INSTRUCTION:
Omit every image, and transcribe the remaining entries exactly as given.

------ RECORDS SUPPLIED

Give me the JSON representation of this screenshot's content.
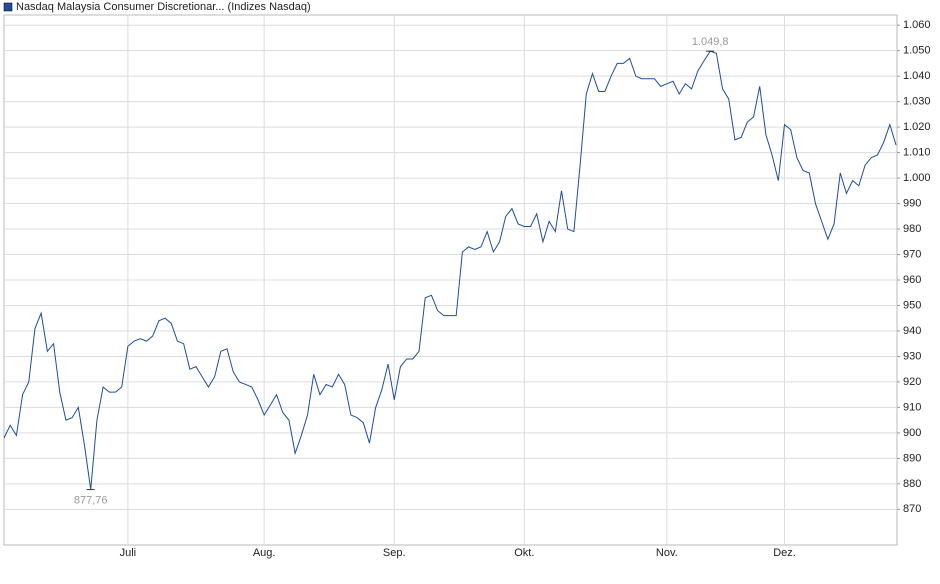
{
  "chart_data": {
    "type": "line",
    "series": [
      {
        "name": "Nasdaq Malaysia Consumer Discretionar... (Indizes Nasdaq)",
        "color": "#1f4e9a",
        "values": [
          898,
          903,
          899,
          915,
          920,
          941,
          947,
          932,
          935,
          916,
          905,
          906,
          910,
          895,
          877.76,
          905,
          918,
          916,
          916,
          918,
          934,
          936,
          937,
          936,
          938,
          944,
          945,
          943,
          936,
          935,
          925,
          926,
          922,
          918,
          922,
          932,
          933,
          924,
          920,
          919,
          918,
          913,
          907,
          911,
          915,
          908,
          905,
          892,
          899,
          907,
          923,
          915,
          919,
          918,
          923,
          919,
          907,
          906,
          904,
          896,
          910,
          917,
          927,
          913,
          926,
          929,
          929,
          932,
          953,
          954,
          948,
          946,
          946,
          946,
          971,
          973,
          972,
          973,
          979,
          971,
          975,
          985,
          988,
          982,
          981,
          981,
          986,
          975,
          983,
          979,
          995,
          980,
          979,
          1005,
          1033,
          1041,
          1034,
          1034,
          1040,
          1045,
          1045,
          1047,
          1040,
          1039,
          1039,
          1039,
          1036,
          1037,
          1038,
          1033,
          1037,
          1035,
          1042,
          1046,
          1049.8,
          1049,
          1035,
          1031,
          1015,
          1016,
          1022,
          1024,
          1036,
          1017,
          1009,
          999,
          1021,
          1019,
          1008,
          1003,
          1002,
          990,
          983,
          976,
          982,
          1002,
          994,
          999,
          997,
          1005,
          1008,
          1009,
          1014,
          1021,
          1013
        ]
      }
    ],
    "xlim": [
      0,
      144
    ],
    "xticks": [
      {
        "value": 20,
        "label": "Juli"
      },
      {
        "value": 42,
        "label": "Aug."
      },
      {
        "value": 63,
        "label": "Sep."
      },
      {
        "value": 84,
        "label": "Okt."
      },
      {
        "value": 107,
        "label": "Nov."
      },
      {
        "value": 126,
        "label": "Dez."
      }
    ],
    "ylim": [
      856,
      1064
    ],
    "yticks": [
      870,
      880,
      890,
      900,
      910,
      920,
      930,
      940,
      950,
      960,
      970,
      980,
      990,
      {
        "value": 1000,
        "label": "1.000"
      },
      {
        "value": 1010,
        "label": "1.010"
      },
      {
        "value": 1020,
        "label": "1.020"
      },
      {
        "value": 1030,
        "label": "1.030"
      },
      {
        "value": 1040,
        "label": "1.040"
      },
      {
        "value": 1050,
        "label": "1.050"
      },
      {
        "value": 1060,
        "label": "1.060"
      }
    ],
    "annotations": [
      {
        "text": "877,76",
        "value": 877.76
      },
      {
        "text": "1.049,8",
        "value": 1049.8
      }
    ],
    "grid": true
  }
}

------------

REPLY:
Give me the JSON representation of this screenshot's content.
{
  "chart_data": {
    "type": "line",
    "series": [
      {
        "name": "Nasdaq Malaysia Consumer Discretionar... (Indizes Nasdaq)",
        "color": "#1f4e9a",
        "values": [
          898,
          903,
          899,
          915,
          920,
          941,
          947,
          932,
          935,
          916,
          905,
          906,
          910,
          895,
          877.76,
          905,
          918,
          916,
          916,
          918,
          934,
          936,
          937,
          936,
          938,
          944,
          945,
          943,
          936,
          935,
          925,
          926,
          922,
          918,
          922,
          932,
          933,
          924,
          920,
          919,
          918,
          913,
          907,
          911,
          915,
          908,
          905,
          892,
          899,
          907,
          923,
          915,
          919,
          918,
          923,
          919,
          907,
          906,
          904,
          896,
          910,
          917,
          927,
          913,
          926,
          929,
          929,
          932,
          953,
          954,
          948,
          946,
          946,
          946,
          971,
          973,
          972,
          973,
          979,
          971,
          975,
          985,
          988,
          982,
          981,
          981,
          986,
          975,
          983,
          979,
          995,
          980,
          979,
          1005,
          1033,
          1041,
          1034,
          1034,
          1040,
          1045,
          1045,
          1047,
          1040,
          1039,
          1039,
          1039,
          1036,
          1037,
          1038,
          1033,
          1037,
          1035,
          1042,
          1046,
          1049.8,
          1049,
          1035,
          1031,
          1015,
          1016,
          1022,
          1024,
          1036,
          1017,
          1009,
          999,
          1021,
          1019,
          1008,
          1003,
          1002,
          990,
          983,
          976,
          982,
          1002,
          994,
          999,
          997,
          1005,
          1008,
          1009,
          1014,
          1021,
          1013
        ]
      }
    ],
    "xlim": [
      0,
      144
    ],
    "xticks": [
      {
        "value": 20,
        "label": "Juli"
      },
      {
        "value": 42,
        "label": "Aug."
      },
      {
        "value": 63,
        "label": "Sep."
      },
      {
        "value": 84,
        "label": "Okt."
      },
      {
        "value": 107,
        "label": "Nov."
      },
      {
        "value": 126,
        "label": "Dez."
      }
    ],
    "ylim": [
      856,
      1064
    ],
    "yticks": [
      870,
      880,
      890,
      900,
      910,
      920,
      930,
      940,
      950,
      960,
      970,
      980,
      990,
      {
        "value": 1000,
        "label": "1.000"
      },
      {
        "value": 1010,
        "label": "1.010"
      },
      {
        "value": 1020,
        "label": "1.020"
      },
      {
        "value": 1030,
        "label": "1.030"
      },
      {
        "value": 1040,
        "label": "1.040"
      },
      {
        "value": 1050,
        "label": "1.050"
      },
      {
        "value": 1060,
        "label": "1.060"
      }
    ],
    "annotations": [
      {
        "text": "877,76",
        "value": 877.76
      },
      {
        "text": "1.049,8",
        "value": 1049.8
      }
    ],
    "grid": true
  }
}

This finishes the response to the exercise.